Dataset items
— BEGIN —

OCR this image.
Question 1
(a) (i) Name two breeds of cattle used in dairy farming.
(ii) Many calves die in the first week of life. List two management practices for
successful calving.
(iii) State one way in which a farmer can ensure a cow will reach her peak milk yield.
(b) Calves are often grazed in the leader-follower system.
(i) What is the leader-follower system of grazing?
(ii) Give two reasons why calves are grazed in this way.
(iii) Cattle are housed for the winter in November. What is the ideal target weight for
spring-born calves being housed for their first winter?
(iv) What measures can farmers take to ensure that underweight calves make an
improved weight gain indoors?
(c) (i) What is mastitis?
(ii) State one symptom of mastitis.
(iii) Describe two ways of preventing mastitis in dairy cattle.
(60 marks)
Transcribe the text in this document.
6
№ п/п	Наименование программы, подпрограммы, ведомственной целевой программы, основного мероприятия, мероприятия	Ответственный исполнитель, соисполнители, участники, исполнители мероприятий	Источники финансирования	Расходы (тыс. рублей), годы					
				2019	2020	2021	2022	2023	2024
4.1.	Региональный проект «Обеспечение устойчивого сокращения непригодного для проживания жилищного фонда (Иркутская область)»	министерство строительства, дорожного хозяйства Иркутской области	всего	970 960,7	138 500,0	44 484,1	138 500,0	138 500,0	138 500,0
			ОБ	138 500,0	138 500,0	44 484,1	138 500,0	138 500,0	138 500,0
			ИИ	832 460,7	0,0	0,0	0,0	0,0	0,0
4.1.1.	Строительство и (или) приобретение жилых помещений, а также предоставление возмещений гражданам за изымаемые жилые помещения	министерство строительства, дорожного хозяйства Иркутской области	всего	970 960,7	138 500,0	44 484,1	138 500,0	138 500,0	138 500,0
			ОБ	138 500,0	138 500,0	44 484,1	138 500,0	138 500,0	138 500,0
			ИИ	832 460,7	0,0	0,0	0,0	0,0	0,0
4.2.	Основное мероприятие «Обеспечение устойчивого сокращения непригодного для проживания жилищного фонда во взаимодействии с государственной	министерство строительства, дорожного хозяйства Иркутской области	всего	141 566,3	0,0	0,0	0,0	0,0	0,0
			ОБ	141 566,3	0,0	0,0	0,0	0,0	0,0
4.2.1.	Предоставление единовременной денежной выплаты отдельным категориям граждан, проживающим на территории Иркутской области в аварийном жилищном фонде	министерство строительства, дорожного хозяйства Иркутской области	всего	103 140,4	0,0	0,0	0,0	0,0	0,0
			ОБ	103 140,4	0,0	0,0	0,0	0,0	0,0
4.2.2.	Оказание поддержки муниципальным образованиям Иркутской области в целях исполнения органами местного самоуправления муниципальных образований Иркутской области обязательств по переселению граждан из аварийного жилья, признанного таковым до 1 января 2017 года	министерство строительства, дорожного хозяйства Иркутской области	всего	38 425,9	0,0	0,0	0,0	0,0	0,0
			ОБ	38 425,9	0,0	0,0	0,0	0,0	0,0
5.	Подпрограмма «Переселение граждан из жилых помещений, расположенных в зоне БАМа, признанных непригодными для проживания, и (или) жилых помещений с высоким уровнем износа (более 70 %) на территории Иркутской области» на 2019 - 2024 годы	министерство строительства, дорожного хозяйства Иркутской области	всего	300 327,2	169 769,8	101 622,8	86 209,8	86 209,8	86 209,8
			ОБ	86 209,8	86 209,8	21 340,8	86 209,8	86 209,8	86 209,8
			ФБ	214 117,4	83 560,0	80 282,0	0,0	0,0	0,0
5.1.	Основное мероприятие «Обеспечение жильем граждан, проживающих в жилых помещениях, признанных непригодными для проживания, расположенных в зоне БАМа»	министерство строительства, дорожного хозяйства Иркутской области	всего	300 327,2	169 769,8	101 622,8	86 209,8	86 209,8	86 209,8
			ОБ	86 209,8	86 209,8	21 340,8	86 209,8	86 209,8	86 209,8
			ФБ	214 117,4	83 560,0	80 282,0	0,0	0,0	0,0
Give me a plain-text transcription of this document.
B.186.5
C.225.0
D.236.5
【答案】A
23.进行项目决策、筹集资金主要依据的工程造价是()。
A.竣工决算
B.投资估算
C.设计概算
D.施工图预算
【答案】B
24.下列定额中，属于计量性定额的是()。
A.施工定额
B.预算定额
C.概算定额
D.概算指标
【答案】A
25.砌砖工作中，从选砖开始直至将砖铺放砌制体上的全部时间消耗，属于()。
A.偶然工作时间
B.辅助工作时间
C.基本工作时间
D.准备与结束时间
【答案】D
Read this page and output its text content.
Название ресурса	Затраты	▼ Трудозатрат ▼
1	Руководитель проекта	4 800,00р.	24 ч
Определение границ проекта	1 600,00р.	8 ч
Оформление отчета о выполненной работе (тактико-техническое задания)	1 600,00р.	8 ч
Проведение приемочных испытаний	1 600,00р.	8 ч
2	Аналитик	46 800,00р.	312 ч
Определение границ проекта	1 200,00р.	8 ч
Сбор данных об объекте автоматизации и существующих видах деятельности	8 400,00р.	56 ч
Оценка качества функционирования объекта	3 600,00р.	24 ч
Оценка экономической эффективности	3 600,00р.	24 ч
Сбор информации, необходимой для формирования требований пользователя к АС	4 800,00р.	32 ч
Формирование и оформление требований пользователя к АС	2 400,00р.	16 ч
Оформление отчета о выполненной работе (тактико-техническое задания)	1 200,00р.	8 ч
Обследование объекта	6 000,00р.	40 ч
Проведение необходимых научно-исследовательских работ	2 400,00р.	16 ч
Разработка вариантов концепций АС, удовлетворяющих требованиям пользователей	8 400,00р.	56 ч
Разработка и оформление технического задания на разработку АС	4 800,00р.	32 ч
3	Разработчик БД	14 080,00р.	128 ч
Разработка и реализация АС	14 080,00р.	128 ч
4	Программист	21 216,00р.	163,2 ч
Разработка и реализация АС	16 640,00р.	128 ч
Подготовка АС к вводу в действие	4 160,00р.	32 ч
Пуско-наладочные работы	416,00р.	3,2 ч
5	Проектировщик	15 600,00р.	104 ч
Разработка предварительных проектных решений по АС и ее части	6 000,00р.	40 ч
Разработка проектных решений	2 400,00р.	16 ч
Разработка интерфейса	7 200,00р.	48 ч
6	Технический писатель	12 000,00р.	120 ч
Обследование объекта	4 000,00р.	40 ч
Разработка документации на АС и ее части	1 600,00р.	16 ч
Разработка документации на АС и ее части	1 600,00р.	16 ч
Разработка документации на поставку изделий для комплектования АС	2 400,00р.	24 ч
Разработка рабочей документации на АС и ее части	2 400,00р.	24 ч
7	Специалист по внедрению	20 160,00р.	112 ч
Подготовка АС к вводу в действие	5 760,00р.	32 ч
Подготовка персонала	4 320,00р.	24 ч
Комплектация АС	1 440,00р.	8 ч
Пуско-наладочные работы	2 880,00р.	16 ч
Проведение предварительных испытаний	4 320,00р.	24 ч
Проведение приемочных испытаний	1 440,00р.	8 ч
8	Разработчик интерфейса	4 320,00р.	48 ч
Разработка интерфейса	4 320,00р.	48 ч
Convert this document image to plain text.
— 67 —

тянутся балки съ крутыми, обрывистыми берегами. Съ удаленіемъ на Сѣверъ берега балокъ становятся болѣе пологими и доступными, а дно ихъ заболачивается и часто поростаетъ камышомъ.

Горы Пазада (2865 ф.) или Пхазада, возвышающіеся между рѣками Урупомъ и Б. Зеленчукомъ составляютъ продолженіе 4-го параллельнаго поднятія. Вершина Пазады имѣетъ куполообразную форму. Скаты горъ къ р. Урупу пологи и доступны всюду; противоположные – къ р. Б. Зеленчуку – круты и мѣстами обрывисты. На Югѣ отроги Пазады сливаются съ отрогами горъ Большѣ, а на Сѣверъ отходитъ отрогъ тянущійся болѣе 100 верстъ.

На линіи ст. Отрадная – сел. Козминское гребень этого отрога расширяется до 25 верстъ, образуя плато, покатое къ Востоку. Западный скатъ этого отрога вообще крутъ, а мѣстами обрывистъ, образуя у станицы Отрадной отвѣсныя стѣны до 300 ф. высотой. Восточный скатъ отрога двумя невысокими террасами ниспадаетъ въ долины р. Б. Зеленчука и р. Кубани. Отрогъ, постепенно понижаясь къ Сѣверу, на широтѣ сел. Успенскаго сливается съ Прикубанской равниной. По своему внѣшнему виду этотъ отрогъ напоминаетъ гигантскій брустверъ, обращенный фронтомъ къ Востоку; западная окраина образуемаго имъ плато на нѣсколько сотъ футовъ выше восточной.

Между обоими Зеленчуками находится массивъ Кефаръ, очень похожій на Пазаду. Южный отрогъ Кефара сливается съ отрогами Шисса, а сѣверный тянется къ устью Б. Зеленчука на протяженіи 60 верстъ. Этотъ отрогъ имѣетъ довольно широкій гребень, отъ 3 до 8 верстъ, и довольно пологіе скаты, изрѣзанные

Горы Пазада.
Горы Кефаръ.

— END —

What needs to be done
Which lines of the data include "Основное"? Copy each of them.

Task result
4.2.	Основное мероприятие «Обеспечение устойчивого сокращения непригодного для проживания жилищного фонда во взаимодействии с государственной	министерство строительства, дорожного хозяйства Иркутской области	всего	141 566,3	0,0	0,0	0,0	0,0	0,0
5.1.	Основное мероприятие «Обеспечение жильем граждан, проживающих в жилых помещениях, признанных непригодными для проживания, расположенных в зоне БАМа»	министерство строительства, дорожного хозяйства Иркутской области	всего	300 327,2	169 769,8	101 622,8	86 209,8	86 209,8	86 209,8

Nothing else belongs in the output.